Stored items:
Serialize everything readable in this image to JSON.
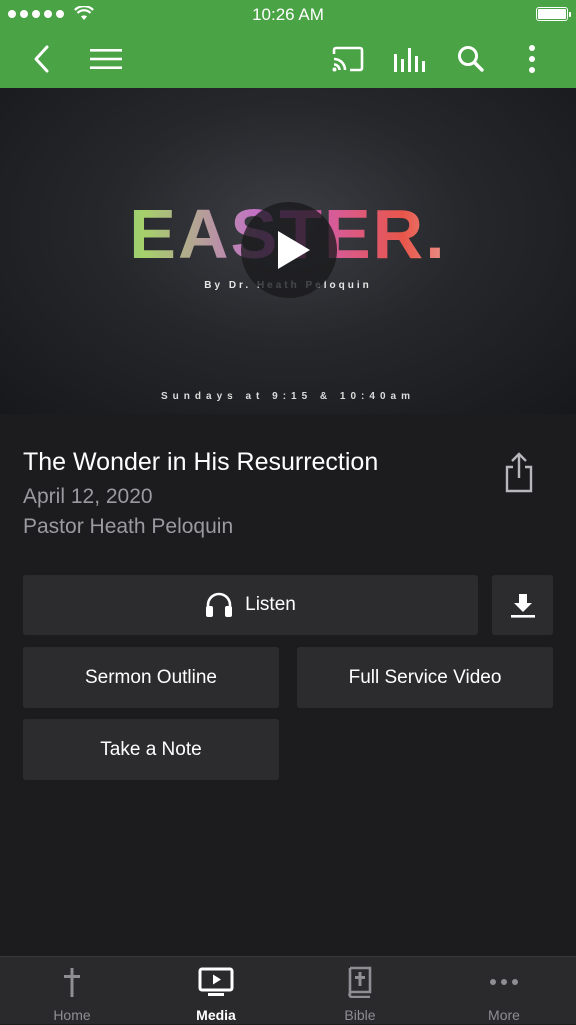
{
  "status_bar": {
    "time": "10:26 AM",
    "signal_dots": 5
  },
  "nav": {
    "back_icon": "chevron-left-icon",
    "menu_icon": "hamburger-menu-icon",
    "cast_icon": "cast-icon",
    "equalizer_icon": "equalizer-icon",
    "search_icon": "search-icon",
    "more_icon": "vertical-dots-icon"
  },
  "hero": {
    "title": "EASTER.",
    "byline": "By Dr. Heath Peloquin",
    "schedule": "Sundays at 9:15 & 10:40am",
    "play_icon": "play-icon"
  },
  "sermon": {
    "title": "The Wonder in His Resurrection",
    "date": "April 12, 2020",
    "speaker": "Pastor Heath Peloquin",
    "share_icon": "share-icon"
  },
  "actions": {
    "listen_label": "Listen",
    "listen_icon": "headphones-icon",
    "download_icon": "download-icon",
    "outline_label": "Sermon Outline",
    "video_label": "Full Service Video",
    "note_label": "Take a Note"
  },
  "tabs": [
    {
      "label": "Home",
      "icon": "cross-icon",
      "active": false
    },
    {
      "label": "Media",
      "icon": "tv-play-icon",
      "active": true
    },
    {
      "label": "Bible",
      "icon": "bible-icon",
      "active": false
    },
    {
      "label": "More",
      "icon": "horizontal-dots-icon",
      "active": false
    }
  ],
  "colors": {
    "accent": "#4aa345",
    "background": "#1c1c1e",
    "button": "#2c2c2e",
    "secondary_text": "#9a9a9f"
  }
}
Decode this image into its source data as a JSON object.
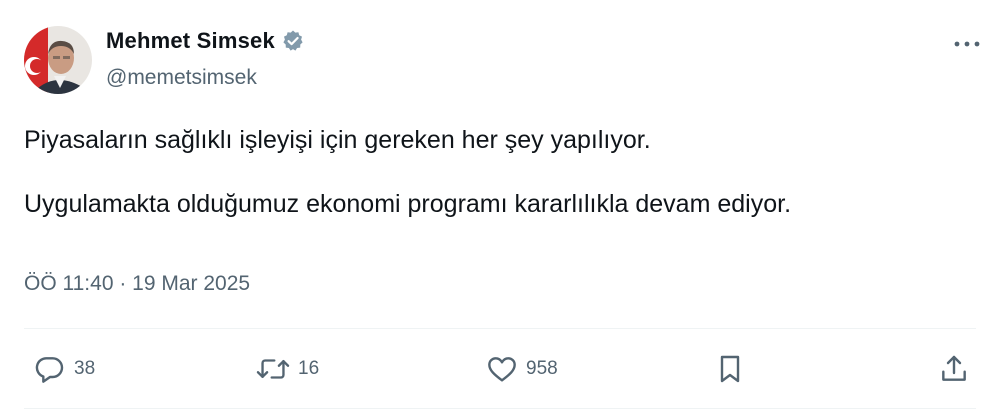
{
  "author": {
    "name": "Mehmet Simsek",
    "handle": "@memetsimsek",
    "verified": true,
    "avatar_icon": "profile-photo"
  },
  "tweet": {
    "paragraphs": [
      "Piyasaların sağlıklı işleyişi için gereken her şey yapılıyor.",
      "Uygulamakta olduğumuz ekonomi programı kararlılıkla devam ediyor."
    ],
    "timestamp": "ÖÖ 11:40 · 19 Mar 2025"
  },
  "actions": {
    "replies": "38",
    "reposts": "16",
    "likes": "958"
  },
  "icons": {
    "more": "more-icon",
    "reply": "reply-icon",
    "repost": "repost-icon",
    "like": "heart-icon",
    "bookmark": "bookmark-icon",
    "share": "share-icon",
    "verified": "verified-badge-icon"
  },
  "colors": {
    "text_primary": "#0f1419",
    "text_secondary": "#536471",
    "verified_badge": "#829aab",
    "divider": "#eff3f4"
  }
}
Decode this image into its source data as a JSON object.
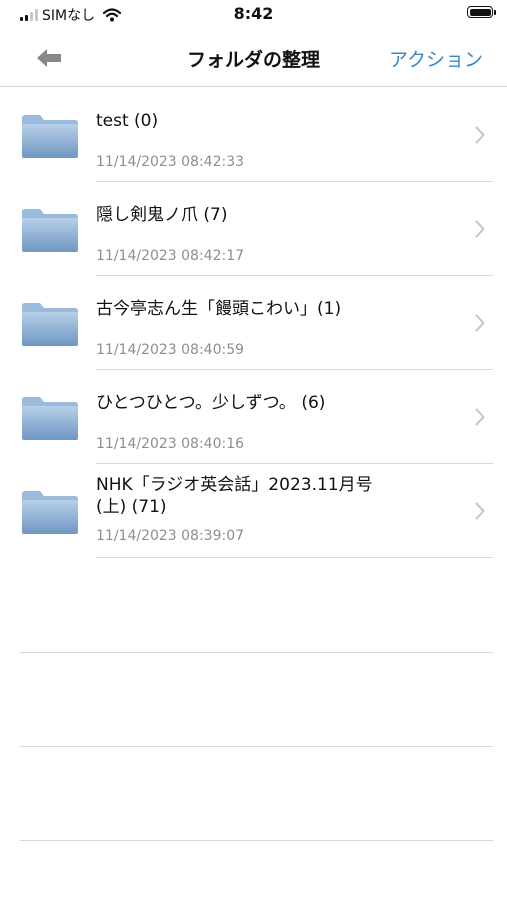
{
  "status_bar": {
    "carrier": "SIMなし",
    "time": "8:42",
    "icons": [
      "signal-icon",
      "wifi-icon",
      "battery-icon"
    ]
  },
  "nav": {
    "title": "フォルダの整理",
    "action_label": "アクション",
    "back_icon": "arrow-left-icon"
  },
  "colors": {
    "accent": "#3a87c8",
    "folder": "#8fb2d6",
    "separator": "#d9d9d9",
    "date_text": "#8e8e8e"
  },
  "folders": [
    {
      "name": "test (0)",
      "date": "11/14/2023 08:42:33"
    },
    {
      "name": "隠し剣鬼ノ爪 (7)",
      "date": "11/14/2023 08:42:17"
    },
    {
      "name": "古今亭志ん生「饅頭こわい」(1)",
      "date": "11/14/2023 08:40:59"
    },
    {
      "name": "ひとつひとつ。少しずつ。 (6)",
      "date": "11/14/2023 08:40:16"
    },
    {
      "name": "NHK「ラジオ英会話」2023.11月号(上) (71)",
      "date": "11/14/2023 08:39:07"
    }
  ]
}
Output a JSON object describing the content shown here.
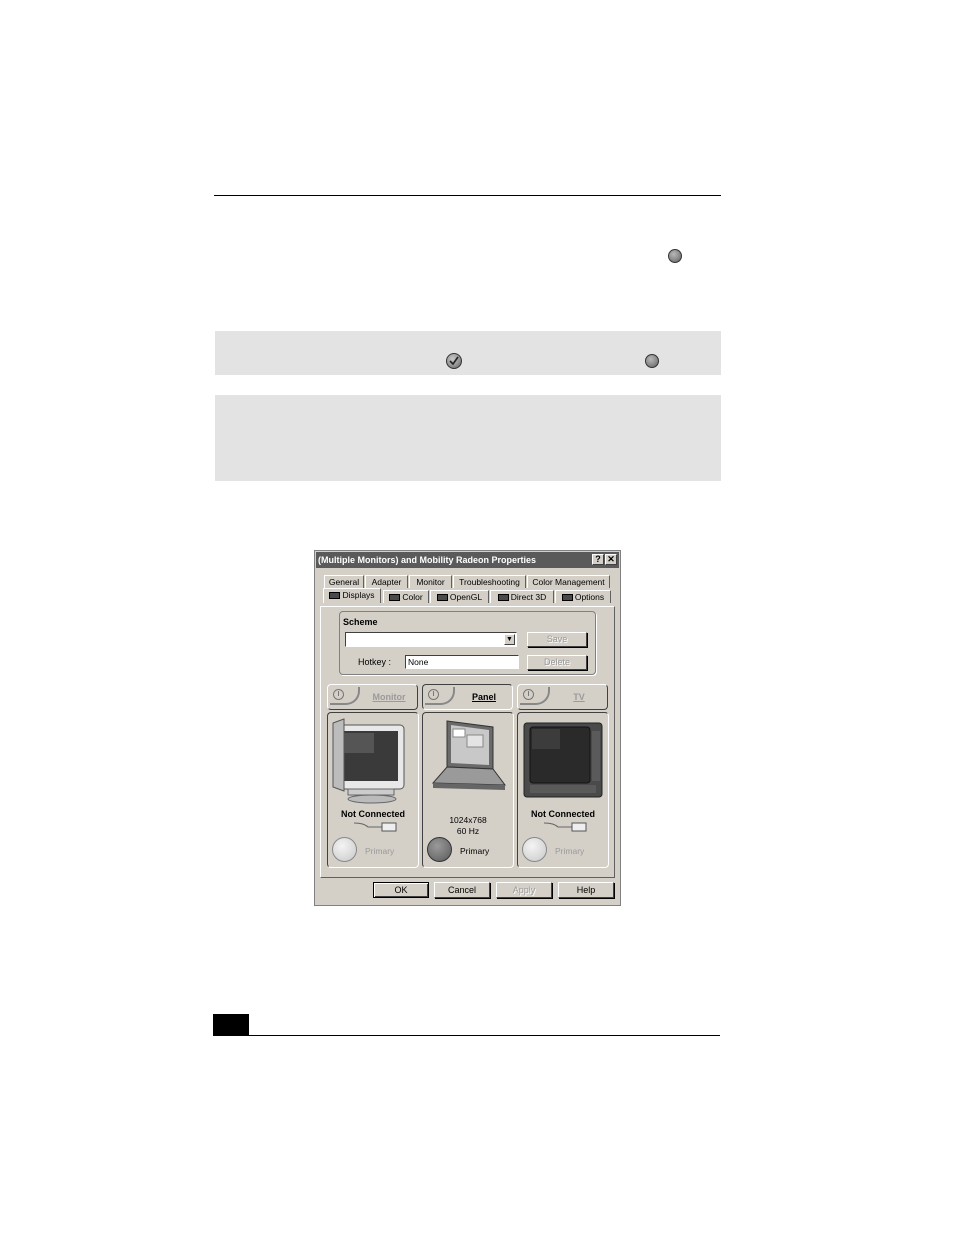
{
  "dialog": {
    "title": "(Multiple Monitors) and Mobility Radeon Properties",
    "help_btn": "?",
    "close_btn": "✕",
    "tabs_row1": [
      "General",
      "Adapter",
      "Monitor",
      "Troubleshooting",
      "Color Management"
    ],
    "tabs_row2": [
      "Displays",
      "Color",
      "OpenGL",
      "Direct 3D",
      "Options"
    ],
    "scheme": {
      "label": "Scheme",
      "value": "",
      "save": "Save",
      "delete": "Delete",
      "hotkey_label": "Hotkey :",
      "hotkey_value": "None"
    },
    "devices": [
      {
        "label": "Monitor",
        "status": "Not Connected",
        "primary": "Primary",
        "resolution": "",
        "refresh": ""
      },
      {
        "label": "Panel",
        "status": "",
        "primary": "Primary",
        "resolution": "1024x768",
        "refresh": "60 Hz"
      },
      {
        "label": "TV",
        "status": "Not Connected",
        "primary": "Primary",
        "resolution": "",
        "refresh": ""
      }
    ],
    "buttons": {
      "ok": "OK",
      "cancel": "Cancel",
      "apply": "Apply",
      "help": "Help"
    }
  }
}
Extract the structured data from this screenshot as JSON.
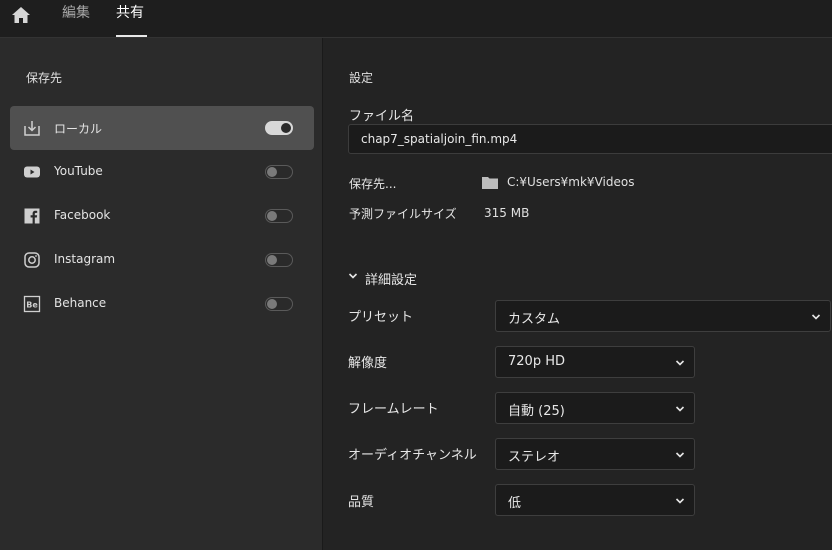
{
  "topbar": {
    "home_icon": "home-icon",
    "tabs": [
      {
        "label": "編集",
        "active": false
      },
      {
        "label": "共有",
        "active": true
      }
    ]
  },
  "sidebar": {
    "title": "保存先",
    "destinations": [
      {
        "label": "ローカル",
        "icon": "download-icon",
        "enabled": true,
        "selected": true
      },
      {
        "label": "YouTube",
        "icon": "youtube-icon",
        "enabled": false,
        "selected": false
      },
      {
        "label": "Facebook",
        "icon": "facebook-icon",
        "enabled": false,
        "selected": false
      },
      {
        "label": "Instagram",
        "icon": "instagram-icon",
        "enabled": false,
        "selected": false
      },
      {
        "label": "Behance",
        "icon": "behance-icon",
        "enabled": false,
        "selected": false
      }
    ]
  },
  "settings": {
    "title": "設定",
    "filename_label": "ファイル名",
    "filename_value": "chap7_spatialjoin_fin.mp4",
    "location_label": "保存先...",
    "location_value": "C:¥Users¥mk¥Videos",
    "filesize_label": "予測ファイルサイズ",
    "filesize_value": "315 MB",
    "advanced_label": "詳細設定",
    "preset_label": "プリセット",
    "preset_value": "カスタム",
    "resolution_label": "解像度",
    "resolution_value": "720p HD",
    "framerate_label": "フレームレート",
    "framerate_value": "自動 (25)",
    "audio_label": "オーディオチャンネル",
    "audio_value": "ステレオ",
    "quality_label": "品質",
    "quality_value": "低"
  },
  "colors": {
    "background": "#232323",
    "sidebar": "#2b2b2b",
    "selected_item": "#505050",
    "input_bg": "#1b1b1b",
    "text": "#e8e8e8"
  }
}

→ Your instructions: Make an exact copy of the listing above. Do not include the pictures.

→ Correct answer:
Serialize everything readable in this image to JSON.
{
  "status_bar": {
    "time": "10:26 AM",
    "signal_dots": 5
  },
  "nav": {
    "back_icon": "chevron-left-icon",
    "menu_icon": "hamburger-menu-icon",
    "cast_icon": "cast-icon",
    "equalizer_icon": "equalizer-icon",
    "search_icon": "search-icon",
    "more_icon": "vertical-dots-icon"
  },
  "hero": {
    "title": "EASTER.",
    "byline": "By Dr. Heath Peloquin",
    "schedule": "Sundays at 9:15 & 10:40am",
    "play_icon": "play-icon"
  },
  "sermon": {
    "title": "The Wonder in His Resurrection",
    "date": "April 12, 2020",
    "speaker": "Pastor Heath Peloquin",
    "share_icon": "share-icon"
  },
  "actions": {
    "listen_label": "Listen",
    "listen_icon": "headphones-icon",
    "download_icon": "download-icon",
    "outline_label": "Sermon Outline",
    "video_label": "Full Service Video",
    "note_label": "Take a Note"
  },
  "tabs": [
    {
      "label": "Home",
      "icon": "cross-icon",
      "active": false
    },
    {
      "label": "Media",
      "icon": "tv-play-icon",
      "active": true
    },
    {
      "label": "Bible",
      "icon": "bible-icon",
      "active": false
    },
    {
      "label": "More",
      "icon": "horizontal-dots-icon",
      "active": false
    }
  ],
  "colors": {
    "accent": "#4aa345",
    "background": "#1c1c1e",
    "button": "#2c2c2e",
    "secondary_text": "#9a9a9f"
  }
}
Decode this image into its source data as a JSON object.
{
  "author": {
    "name": "Mehmet Simsek",
    "handle": "@memetsimsek",
    "verified": true,
    "avatar_icon": "profile-photo"
  },
  "tweet": {
    "paragraphs": [
      "Piyasaların sağlıklı işleyişi için gereken her şey yapılıyor.",
      "Uygulamakta olduğumuz ekonomi programı kararlılıkla devam ediyor."
    ],
    "timestamp": "ÖÖ 11:40 · 19 Mar 2025"
  },
  "actions": {
    "replies": "38",
    "reposts": "16",
    "likes": "958"
  },
  "icons": {
    "more": "more-icon",
    "reply": "reply-icon",
    "repost": "repost-icon",
    "like": "heart-icon",
    "bookmark": "bookmark-icon",
    "share": "share-icon",
    "verified": "verified-badge-icon"
  },
  "colors": {
    "text_primary": "#0f1419",
    "text_secondary": "#536471",
    "verified_badge": "#829aab",
    "divider": "#eff3f4"
  }
}
Decode this image into its source data as a JSON object.
{
  "status_bar": {
    "carrier": "SIMなし",
    "time": "8:42",
    "icons": [
      "signal-icon",
      "wifi-icon",
      "battery-icon"
    ]
  },
  "nav": {
    "title": "フォルダの整理",
    "action_label": "アクション",
    "back_icon": "arrow-left-icon"
  },
  "colors": {
    "accent": "#3a87c8",
    "folder": "#8fb2d6",
    "separator": "#d9d9d9",
    "date_text": "#8e8e8e"
  },
  "folders": [
    {
      "name": "test (0)",
      "date": "11/14/2023 08:42:33"
    },
    {
      "name": "隠し剣鬼ノ爪 (7)",
      "date": "11/14/2023 08:42:17"
    },
    {
      "name": "古今亭志ん生「饅頭こわい」(1)",
      "date": "11/14/2023 08:40:59"
    },
    {
      "name": "ひとつひとつ。少しずつ。 (6)",
      "date": "11/14/2023 08:40:16"
    },
    {
      "name": "NHK「ラジオ英会話」2023.11月号(上) (71)",
      "date": "11/14/2023 08:39:07"
    }
  ]
}
Output a JSON object describing the content shown here.
{
  "dialog": {
    "title": "(Multiple Monitors) and Mobility Radeon Properties",
    "help_btn": "?",
    "close_btn": "✕",
    "tabs_row1": [
      "General",
      "Adapter",
      "Monitor",
      "Troubleshooting",
      "Color Management"
    ],
    "tabs_row2": [
      "Displays",
      "Color",
      "OpenGL",
      "Direct 3D",
      "Options"
    ],
    "scheme": {
      "label": "Scheme",
      "value": "",
      "save": "Save",
      "delete": "Delete",
      "hotkey_label": "Hotkey :",
      "hotkey_value": "None"
    },
    "devices": [
      {
        "label": "Monitor",
        "status": "Not Connected",
        "primary": "Primary",
        "resolution": "",
        "refresh": ""
      },
      {
        "label": "Panel",
        "status": "",
        "primary": "Primary",
        "resolution": "1024x768",
        "refresh": "60 Hz"
      },
      {
        "label": "TV",
        "status": "Not Connected",
        "primary": "Primary",
        "resolution": "",
        "refresh": ""
      }
    ],
    "buttons": {
      "ok": "OK",
      "cancel": "Cancel",
      "apply": "Apply",
      "help": "Help"
    }
  }
}
Extract the structured data from this screenshot as JSON.
{
  "topbar": {
    "home_icon": "home-icon",
    "tabs": [
      {
        "label": "編集",
        "active": false
      },
      {
        "label": "共有",
        "active": true
      }
    ]
  },
  "sidebar": {
    "title": "保存先",
    "destinations": [
      {
        "label": "ローカル",
        "icon": "download-icon",
        "enabled": true,
        "selected": true
      },
      {
        "label": "YouTube",
        "icon": "youtube-icon",
        "enabled": false,
        "selected": false
      },
      {
        "label": "Facebook",
        "icon": "facebook-icon",
        "enabled": false,
        "selected": false
      },
      {
        "label": "Instagram",
        "icon": "instagram-icon",
        "enabled": false,
        "selected": false
      },
      {
        "label": "Behance",
        "icon": "behance-icon",
        "enabled": false,
        "selected": false
      }
    ]
  },
  "settings": {
    "title": "設定",
    "filename_label": "ファイル名",
    "filename_value": "chap7_spatialjoin_fin.mp4",
    "location_label": "保存先...",
    "location_value": "C:¥Users¥mk¥Videos",
    "filesize_label": "予測ファイルサイズ",
    "filesize_value": "315 MB",
    "advanced_label": "詳細設定",
    "preset_label": "プリセット",
    "preset_value": "カスタム",
    "resolution_label": "解像度",
    "resolution_value": "720p HD",
    "framerate_label": "フレームレート",
    "framerate_value": "自動 (25)",
    "audio_label": "オーディオチャンネル",
    "audio_value": "ステレオ",
    "quality_label": "品質",
    "quality_value": "低"
  },
  "colors": {
    "background": "#232323",
    "sidebar": "#2b2b2b",
    "selected_item": "#505050",
    "input_bg": "#1b1b1b",
    "text": "#e8e8e8"
  }
}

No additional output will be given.